→ **EXTRACT TO READ**:
I do my artwork using 1080x1080p and 300ppi
If i print my artwork as png, will they be printed clear like the digital one?
I do my artwork using 1080x1080p and 300ppi
Is your intent to print it at actual size?
That’s only 3.6" x 3.6"
Print clear like what digital one? Will it look better than your monitor?
Depends on your print output device.
.png is not a print format.
.psd or .tif is better.
300ppi is 300ppi and it won’t get any better by saving it as a PDF or anything else. Its a raster file and nothing can change that.
300ppi is OK at actual size for most picture files, but for text it is just not good enough.
I print whatever you send me.
png, jpg, svg, tif, psd, gif, pdf, eps, bmp, whatever.
Except for .psb. Well I will, but it might cost you more.
People send .png files when they can’t figure out how to preserve transparency in a tif.
There are compression formats though that do not preserve image data on saving, and others that do not play well with rips. Even an LZW compressed tif used to give Quark conniption fits on ripping. Might still, I don’t know.
The .psd and .tif formats are the best bet for print when placing images into layout programs. Whether or not you save to PDF after that is pretty much up to the print vendor.
If just printing to a desktop photo printer, it really does not matter, except for the compression artifacts you may get if using jpg.
Just picking up on this, which has already been touched upon. PNG is not a print format; it’s a format for displaying objects on a monitor.
That said, if you print out a PNG from, for example, a color desktop printer, it will probably work just fine. This is because the desktop printer will separate the RGB information in the PNG into what it needs to print the images using inks the desktop printer has. This can also be true when sending off a PNG to a commercial digital printer, like PrintDriver’s company. As he said, he’ll print what you send him — even if it’s not ideal.
Send that same file to a traditional offset printing company, and you could have major issues. RGB data is not compatible with 4-color process (CMYK) offset printing, and unlike many digital printing companies used to dealing with non-standard files that arrive, traditional printers typically expect files to arrive that are prepared according to long-standing industry norms that are compatible with CMYK printing. In other words, you just might find yourself facing extra charges or getting a print job back that didn’t turn out as you expected.
The first and bottom line is that PNG files are not for printing — even though you might sometimes get away with it. It’s better to stick to industry standards and use either PSDs or TIFFs (saved as CMYK or RGB depending on which the commercial printer prefers).

→ **TASK REQUIREMENTS**: Go on with the forum thread about printing PNG artwork, starting after its last post.

→ **SOURCE MATERIAL**:
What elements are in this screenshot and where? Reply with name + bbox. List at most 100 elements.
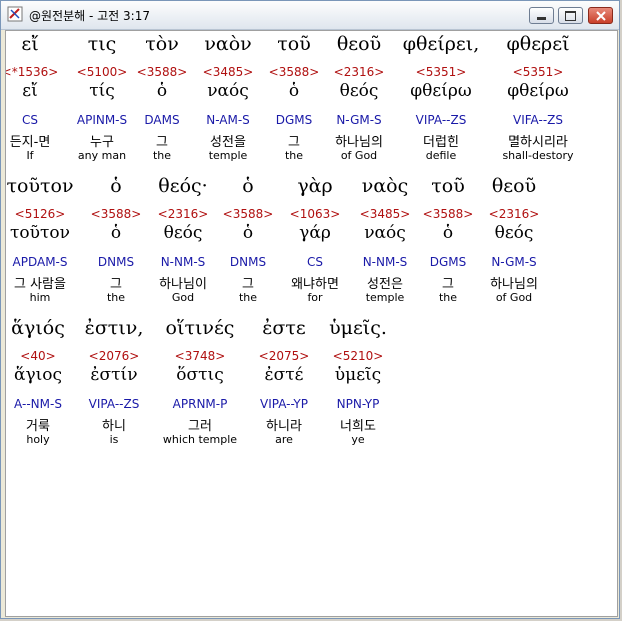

→ **ANSWER FOR THIS EXERCISE**:
While I wouldn’t disagree with that statement on its face, an exception of sorts has evolved…
The online, direct-to-garment, you-sell-your-design sites (I have some experience with Zazzle), are somewhat of a special case. Since they do indeed print DTG, and often have white-ink capability too, combined with the fact that your image uploads also have to work in their web-based layout interface, they have adopted PNG as their transparency-supporting raster image format. This allows your design to appear on your screen without a white background. And apparently, they’ve also built a reasonably sound output process around it. I’ve done some one-off, dark-color-fabric sweatshirts that came back looking surprisingly good.
HB’s experience is a very good example of why you should
ALWAYS READ THE PRINT VENDOR’S SPEC SHEET.
I wonder though if Zazzle’s production work flow doesn’t have something more to do with their web interface rather than their output rips. DTG is another form of wide format printing that uses extended gamut inks. If extended gamut is in the equation, RGB data will produce a better output than the same file reduced to a standard CMYK gamut, in which case a .png isn’t the end of the world.
I just miss the good old days when sorting this stuff out seemed a lot more straight-forward.
Yeah. The print end of things used to be far more straight forward too.
I remember laughing at the first machines that printed directly to substrates, thinking, “you blow a print, you blow a whole sheet of substrate instead of just a sheet of paper or some vinyl.”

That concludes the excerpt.